» What the task asks: Select from the records below every line that has the word "تضمین" in it.

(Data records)
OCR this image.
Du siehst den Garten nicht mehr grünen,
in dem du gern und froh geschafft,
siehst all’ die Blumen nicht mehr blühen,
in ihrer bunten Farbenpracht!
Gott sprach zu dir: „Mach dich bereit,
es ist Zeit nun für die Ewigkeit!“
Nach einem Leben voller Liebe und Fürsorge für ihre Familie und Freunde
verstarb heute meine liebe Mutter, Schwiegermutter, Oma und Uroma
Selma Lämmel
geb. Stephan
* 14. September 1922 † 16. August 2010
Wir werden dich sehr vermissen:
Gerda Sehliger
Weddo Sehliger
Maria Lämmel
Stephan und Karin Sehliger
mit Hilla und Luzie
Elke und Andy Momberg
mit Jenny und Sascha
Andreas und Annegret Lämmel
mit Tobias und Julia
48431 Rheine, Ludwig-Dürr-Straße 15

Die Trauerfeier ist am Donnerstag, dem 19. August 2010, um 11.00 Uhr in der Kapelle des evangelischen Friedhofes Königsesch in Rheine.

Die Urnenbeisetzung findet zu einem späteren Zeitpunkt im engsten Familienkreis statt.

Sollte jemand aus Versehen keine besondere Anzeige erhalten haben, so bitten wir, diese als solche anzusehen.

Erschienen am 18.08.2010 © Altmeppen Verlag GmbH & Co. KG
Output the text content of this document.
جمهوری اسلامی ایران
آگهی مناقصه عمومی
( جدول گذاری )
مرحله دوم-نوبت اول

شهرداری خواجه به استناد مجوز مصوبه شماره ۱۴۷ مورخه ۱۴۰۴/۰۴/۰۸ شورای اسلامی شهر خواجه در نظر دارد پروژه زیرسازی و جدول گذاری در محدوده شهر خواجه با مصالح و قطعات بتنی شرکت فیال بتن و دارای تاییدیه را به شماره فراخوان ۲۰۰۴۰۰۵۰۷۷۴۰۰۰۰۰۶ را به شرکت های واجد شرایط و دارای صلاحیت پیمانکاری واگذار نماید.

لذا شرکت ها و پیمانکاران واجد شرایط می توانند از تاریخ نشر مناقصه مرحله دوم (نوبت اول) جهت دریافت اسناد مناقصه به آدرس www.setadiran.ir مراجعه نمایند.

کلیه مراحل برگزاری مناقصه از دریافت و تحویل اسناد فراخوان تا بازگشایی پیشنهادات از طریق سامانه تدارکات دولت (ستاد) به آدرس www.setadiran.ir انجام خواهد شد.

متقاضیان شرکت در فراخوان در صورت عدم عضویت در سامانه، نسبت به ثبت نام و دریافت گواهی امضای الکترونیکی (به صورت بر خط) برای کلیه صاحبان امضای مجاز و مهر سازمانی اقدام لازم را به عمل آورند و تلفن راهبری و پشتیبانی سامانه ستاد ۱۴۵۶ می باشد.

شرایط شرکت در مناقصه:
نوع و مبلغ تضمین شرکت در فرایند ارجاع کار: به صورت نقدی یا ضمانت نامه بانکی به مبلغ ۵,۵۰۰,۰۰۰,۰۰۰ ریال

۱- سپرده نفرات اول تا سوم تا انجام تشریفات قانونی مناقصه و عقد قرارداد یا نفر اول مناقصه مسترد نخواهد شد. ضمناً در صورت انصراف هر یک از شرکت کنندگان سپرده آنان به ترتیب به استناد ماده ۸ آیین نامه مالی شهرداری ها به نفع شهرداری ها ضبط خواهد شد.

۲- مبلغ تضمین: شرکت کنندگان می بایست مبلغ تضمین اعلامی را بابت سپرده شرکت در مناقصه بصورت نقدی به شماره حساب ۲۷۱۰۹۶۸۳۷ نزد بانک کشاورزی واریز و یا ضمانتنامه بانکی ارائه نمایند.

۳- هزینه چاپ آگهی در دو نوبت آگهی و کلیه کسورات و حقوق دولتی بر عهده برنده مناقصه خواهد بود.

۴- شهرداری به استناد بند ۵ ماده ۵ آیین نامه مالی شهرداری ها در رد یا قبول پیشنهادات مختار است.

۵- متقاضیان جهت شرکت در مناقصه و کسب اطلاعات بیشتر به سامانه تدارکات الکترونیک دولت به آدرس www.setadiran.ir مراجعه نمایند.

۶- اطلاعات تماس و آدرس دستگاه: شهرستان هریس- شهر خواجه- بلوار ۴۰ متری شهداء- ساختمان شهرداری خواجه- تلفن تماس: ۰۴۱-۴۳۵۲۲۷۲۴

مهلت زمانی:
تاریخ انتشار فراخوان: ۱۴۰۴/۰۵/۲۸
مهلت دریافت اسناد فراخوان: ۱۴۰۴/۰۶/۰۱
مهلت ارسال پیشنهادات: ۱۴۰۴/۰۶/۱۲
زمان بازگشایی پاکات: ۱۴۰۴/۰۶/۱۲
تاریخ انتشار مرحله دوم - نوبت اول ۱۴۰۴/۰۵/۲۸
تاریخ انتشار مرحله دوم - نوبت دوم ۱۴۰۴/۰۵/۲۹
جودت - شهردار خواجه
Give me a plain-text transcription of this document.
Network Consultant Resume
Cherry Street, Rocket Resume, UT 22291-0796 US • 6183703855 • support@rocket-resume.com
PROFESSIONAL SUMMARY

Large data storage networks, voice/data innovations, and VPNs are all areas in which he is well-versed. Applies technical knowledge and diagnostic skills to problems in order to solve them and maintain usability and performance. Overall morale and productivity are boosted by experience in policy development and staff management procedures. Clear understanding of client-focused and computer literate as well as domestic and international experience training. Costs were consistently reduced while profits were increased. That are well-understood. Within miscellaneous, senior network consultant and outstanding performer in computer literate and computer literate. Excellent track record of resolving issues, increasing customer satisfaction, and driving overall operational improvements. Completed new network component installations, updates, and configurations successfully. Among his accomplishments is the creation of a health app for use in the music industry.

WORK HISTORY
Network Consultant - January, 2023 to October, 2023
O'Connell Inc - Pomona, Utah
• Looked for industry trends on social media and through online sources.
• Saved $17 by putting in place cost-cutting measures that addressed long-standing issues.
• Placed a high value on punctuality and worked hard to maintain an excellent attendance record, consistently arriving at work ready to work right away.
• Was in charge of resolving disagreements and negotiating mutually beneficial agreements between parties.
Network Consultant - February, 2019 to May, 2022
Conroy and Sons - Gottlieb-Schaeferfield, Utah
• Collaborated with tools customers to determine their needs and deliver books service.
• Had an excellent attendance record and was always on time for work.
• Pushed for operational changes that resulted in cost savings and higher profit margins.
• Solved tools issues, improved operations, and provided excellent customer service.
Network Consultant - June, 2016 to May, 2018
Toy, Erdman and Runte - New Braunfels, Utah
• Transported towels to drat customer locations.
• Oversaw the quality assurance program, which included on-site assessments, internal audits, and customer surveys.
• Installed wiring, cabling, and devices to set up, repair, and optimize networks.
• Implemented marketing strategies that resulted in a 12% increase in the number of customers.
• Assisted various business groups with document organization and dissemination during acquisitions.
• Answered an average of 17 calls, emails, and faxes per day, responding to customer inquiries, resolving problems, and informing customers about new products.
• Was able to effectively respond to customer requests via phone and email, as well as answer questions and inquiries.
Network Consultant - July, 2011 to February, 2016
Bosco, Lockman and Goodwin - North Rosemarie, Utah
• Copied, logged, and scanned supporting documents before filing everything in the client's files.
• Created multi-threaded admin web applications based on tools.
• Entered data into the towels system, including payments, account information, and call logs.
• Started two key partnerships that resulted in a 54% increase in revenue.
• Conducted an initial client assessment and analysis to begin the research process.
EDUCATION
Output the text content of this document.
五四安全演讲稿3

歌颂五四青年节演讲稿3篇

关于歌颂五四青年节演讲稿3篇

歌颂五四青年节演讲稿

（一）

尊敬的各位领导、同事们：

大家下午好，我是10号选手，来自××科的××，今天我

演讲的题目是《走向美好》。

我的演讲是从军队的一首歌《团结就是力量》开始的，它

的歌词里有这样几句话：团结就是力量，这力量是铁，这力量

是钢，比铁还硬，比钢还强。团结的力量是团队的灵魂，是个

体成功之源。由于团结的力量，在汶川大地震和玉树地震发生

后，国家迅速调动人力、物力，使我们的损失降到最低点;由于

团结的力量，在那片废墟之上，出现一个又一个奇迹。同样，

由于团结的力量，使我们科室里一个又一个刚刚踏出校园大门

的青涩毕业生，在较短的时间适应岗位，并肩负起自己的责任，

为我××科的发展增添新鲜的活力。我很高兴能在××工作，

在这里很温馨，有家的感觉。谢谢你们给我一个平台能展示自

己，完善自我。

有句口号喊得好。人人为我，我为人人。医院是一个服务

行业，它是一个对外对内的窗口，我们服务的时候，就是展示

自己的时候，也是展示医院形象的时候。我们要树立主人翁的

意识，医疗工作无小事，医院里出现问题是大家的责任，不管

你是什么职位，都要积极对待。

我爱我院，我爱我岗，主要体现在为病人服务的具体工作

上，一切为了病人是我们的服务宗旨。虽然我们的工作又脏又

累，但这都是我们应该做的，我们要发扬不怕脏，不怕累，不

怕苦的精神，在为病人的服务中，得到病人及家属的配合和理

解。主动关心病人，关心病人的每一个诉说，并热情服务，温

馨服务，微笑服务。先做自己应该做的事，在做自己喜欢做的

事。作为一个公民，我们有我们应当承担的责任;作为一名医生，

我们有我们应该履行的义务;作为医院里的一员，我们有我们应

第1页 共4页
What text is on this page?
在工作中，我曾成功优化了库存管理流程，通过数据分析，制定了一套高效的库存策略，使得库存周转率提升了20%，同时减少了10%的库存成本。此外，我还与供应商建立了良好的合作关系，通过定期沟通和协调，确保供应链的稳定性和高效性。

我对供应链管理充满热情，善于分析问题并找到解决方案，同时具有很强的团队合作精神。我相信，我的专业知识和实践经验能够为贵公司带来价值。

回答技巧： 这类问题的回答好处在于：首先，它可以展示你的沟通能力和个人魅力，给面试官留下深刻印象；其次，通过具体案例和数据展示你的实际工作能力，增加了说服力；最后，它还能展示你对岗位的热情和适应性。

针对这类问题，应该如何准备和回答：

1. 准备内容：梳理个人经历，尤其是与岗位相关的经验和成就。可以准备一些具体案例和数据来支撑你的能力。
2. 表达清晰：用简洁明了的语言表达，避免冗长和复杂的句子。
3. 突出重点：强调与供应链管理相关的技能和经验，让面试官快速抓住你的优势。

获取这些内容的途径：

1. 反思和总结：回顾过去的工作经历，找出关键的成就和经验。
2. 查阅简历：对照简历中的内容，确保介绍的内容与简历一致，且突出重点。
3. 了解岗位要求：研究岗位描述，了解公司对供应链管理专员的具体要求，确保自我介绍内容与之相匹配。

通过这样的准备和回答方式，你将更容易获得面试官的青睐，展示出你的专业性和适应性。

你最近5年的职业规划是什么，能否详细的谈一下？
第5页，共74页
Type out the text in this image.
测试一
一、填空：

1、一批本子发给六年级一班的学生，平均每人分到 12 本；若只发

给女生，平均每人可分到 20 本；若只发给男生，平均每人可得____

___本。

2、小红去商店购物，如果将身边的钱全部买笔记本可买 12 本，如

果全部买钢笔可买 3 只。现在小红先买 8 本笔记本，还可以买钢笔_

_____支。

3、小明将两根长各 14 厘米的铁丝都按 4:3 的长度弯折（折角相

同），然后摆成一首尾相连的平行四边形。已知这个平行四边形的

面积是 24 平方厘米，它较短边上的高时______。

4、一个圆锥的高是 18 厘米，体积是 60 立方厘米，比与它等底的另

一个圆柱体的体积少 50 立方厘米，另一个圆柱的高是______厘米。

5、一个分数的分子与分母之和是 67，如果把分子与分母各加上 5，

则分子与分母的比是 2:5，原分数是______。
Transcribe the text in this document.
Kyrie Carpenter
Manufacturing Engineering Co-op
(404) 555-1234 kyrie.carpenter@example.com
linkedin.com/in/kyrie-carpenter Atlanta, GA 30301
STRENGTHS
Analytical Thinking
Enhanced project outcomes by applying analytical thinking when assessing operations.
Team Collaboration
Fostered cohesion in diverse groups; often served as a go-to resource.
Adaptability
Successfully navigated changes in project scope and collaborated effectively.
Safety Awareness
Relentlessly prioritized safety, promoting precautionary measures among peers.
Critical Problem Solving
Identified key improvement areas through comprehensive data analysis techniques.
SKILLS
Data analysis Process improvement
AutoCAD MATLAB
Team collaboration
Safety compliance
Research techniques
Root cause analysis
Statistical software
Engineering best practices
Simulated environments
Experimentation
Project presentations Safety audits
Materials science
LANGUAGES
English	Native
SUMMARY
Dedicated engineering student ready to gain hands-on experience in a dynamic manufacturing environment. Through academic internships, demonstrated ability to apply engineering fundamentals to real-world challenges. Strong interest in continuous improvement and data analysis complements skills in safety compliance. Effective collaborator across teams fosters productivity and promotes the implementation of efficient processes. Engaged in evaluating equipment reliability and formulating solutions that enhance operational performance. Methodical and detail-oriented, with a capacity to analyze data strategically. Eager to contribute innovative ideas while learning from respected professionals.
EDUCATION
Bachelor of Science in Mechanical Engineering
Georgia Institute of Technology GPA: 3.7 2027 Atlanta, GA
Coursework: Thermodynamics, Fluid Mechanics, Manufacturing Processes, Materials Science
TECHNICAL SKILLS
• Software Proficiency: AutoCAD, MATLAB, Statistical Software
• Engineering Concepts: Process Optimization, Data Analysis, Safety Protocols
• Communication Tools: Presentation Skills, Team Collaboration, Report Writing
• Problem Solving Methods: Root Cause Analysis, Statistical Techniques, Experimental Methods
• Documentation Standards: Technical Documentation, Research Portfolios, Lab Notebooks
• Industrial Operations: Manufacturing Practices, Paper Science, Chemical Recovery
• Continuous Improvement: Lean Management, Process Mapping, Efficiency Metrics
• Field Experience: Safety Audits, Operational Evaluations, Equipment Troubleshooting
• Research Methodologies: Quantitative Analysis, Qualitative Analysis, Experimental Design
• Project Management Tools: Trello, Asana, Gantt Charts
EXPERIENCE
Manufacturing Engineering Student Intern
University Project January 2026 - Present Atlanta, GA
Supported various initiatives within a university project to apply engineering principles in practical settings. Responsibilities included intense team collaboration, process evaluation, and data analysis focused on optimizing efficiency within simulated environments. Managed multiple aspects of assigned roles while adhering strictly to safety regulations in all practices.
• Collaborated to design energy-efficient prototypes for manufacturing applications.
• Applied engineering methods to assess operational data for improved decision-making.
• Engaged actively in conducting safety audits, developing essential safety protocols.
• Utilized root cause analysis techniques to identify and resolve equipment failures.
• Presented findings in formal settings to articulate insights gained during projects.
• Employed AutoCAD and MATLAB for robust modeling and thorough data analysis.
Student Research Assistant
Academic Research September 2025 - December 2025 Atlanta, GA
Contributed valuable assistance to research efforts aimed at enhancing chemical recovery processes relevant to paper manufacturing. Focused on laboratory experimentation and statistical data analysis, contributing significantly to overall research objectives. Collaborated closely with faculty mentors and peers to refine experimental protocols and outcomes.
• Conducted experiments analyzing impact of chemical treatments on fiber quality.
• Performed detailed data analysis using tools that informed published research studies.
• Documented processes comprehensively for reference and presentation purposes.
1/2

» Task response:
نوع و مبلغ تضمین شرکت در فرایند ارجاع کار: به صورت نقدی یا ضمانت نامه بانکی به مبلغ ۵,۵۰۰,۰۰۰,۰۰۰ ریال
۲- مبلغ تضمین: شرکت کنندگان می بایست مبلغ تضمین اعلامی را بابت سپرده شرکت در مناقصه بصورت نقدی به شماره حساب ۲۷۱۰۹۶۸۳۷ نزد بانک کشاورزی واریز و یا ضمانتنامه بانکی ارائه نمایند.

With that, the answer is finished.